-- START --

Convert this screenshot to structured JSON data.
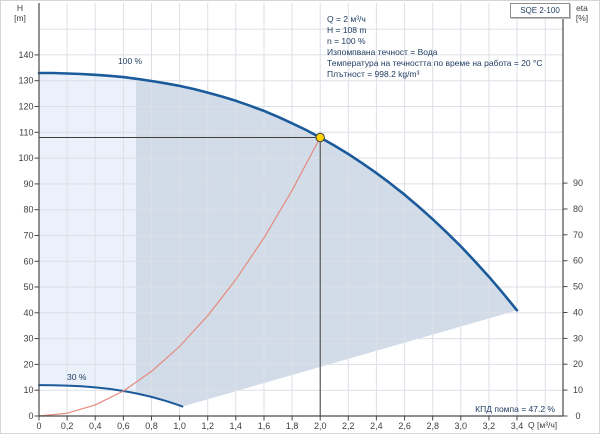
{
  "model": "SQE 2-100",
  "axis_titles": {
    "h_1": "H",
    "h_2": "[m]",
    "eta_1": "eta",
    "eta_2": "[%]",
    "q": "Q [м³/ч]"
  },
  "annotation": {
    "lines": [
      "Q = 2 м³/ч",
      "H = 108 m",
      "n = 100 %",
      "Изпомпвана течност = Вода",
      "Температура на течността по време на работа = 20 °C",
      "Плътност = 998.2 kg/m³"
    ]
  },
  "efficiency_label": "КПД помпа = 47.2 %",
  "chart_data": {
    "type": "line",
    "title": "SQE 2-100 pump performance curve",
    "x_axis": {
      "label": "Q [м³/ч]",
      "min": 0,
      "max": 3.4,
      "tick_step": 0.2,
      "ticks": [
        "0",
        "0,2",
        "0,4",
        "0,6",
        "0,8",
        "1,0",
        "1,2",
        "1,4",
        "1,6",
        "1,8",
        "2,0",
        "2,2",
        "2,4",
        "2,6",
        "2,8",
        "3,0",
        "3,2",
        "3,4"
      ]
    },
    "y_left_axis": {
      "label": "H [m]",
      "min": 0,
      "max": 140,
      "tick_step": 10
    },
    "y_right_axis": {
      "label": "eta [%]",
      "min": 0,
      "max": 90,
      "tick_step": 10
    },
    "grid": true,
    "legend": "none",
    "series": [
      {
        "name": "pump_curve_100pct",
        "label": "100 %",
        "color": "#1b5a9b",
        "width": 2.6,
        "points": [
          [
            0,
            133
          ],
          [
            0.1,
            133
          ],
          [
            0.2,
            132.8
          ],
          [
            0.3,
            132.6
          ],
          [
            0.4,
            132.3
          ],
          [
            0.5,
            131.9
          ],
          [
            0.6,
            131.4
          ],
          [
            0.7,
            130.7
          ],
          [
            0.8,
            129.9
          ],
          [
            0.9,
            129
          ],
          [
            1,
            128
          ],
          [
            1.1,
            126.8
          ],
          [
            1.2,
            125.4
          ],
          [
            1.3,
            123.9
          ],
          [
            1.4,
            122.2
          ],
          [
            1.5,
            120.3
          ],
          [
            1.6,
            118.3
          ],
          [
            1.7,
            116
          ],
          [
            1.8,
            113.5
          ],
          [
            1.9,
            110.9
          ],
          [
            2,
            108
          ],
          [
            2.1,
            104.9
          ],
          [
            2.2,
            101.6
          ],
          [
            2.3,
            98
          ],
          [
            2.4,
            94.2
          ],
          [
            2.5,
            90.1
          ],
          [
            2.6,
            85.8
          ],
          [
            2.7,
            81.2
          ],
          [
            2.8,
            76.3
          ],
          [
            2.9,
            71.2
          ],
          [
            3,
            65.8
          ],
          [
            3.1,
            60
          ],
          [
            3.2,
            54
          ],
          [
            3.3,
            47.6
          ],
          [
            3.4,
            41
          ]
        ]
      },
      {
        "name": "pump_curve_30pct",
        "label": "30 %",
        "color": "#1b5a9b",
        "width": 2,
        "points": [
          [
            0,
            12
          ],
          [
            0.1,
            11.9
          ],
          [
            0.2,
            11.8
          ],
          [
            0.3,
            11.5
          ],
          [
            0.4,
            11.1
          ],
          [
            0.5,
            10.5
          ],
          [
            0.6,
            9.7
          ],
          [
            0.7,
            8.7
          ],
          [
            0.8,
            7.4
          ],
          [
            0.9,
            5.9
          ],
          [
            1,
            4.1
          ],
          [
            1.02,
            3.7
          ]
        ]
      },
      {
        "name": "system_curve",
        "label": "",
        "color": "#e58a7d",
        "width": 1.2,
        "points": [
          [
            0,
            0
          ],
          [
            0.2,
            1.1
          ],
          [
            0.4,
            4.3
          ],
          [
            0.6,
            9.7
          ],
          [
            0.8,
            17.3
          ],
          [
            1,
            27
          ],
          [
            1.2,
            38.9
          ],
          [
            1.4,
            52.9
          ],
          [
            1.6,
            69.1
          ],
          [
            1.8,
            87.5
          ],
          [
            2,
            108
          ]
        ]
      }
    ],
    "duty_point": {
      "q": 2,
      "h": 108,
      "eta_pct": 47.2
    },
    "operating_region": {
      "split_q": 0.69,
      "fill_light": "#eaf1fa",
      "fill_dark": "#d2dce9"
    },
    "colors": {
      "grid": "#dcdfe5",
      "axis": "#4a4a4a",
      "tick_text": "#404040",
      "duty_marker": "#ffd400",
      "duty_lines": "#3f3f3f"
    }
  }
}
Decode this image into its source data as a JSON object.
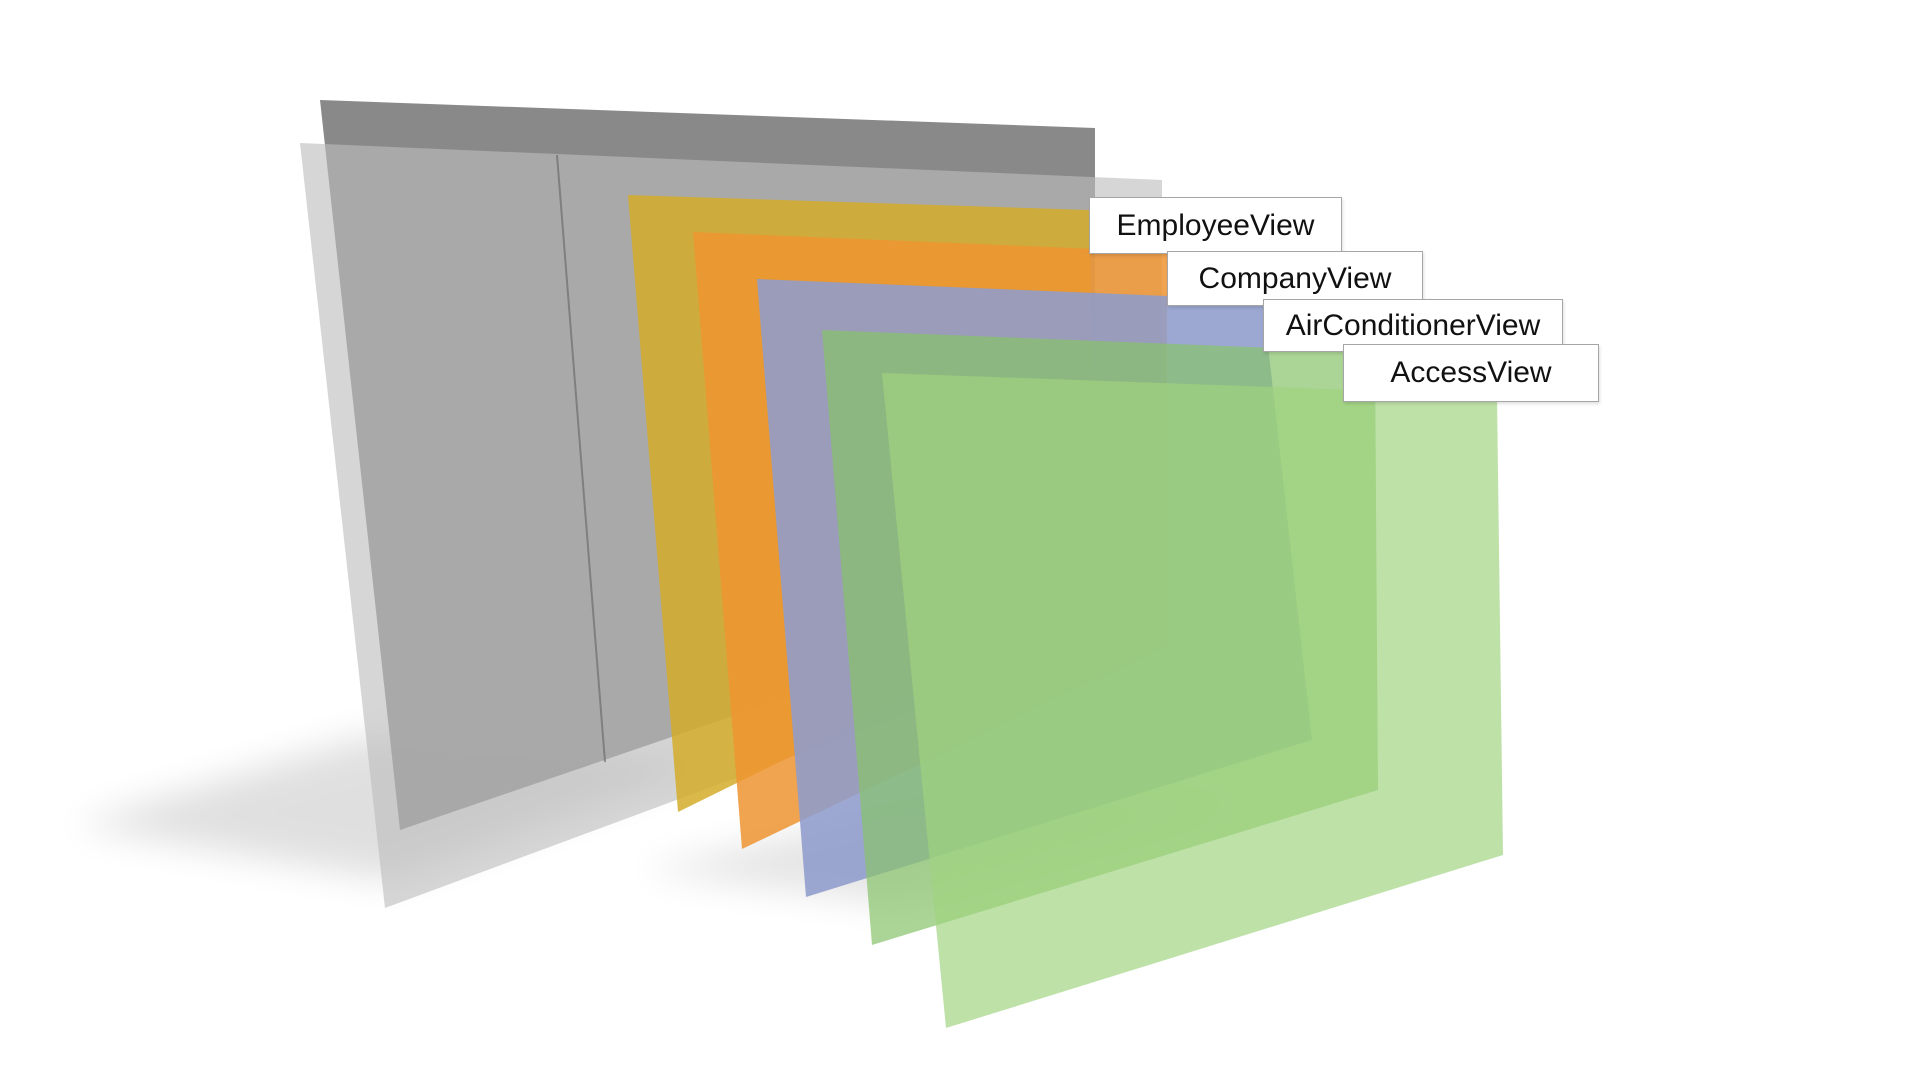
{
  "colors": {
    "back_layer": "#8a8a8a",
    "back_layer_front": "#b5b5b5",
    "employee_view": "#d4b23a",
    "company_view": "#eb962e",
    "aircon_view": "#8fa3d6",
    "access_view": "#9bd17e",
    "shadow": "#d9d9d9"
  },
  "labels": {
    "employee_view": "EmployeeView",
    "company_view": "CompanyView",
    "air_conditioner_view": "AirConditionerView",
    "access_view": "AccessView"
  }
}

-- END --
-- START --

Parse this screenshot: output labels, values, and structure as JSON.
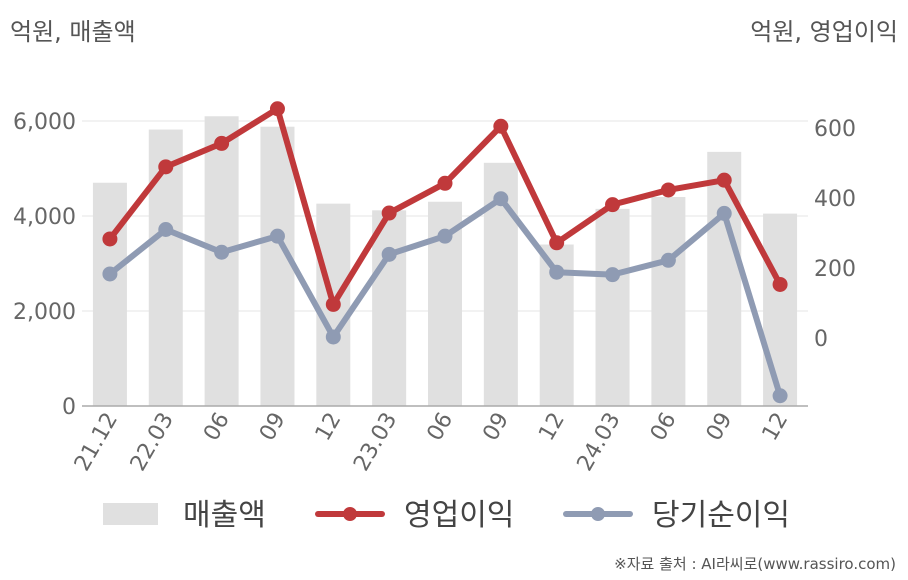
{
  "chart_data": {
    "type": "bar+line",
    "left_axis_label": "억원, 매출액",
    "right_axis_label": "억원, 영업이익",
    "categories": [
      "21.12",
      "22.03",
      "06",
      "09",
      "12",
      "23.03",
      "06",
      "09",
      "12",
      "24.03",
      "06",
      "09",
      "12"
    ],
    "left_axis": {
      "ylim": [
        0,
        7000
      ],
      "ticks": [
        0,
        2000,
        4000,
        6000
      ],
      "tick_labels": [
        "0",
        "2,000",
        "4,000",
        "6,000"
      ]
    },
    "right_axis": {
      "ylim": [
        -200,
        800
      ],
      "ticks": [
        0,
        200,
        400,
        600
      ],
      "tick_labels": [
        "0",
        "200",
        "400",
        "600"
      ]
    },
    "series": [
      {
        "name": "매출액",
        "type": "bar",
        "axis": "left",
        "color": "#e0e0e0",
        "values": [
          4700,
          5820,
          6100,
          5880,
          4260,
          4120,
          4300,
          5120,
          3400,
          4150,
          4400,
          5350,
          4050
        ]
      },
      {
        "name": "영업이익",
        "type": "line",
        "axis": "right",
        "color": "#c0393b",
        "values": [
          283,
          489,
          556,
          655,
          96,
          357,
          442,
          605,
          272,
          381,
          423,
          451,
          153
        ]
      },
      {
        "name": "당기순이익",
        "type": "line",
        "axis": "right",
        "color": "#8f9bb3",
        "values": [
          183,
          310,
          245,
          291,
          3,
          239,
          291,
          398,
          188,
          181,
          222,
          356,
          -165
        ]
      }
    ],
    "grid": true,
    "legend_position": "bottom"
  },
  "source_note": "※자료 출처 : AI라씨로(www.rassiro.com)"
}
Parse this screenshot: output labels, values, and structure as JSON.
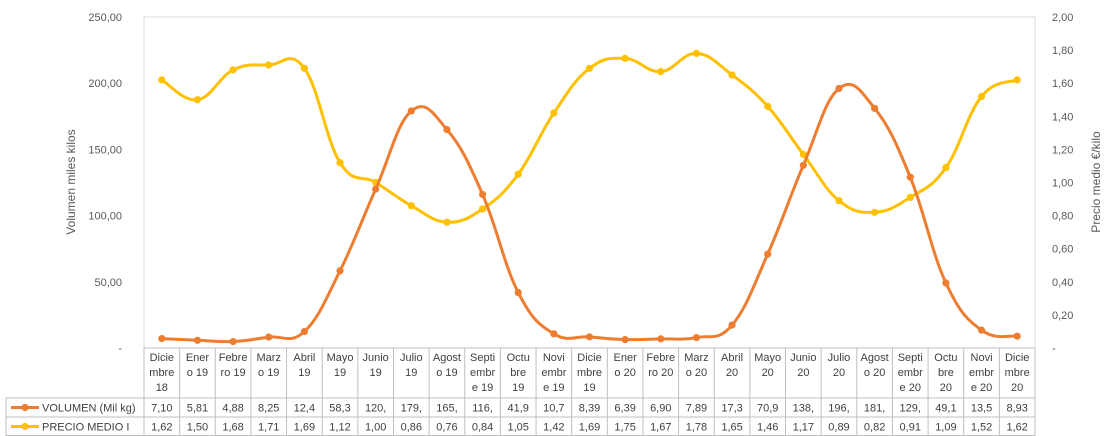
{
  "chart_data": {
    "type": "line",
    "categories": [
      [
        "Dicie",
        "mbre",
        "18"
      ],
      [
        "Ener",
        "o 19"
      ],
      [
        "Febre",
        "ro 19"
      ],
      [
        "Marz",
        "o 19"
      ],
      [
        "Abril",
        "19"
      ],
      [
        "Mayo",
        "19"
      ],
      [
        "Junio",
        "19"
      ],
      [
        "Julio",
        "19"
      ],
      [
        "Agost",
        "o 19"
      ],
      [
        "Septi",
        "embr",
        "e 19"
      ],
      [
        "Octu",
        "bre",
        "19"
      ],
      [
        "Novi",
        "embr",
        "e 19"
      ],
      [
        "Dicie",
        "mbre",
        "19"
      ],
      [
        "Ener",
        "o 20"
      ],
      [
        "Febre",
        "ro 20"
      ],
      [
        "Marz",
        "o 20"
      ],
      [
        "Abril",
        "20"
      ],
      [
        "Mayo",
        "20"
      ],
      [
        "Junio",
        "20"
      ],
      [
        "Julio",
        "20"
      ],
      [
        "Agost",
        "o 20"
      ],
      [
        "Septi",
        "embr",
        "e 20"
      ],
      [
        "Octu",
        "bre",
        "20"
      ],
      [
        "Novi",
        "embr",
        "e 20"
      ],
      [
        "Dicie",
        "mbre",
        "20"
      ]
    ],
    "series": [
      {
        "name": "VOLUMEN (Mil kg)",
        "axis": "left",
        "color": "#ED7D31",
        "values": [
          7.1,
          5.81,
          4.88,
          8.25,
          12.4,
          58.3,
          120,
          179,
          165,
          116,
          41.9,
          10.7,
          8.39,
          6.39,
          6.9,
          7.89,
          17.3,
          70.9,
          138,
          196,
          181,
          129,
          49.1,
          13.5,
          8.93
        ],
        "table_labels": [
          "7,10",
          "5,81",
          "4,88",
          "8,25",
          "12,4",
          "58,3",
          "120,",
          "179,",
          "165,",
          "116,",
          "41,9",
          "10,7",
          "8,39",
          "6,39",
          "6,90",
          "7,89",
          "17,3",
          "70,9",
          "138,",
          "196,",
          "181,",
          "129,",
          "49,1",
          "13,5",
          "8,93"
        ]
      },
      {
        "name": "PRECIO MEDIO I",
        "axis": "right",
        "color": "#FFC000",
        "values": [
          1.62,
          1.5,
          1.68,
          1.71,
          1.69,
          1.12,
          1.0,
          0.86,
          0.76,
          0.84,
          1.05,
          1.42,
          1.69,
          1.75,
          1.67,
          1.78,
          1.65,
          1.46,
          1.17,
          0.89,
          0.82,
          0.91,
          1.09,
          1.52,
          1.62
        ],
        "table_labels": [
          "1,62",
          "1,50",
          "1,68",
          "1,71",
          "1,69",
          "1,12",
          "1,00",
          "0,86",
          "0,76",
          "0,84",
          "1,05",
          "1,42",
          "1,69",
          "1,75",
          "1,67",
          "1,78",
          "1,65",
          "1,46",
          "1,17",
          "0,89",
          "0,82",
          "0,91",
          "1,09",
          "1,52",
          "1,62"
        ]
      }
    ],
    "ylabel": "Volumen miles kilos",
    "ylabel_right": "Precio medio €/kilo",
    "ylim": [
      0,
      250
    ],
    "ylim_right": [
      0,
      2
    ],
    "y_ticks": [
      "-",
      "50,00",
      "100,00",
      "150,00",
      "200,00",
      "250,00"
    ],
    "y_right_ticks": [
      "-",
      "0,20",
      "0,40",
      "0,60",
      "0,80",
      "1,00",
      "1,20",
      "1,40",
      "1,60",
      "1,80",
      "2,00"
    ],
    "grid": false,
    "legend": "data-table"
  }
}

-- END --

* _Directive_:
List the lines that contain the word "JSON".

* _Written response_:
Convert this screenshot to structured JSON data.
Decode this image into its source data as a JSON object.
Parse this screenshot: output labels, values, and structure as JSON.
Parse this screenshot: output labels, values, and structure as JSON.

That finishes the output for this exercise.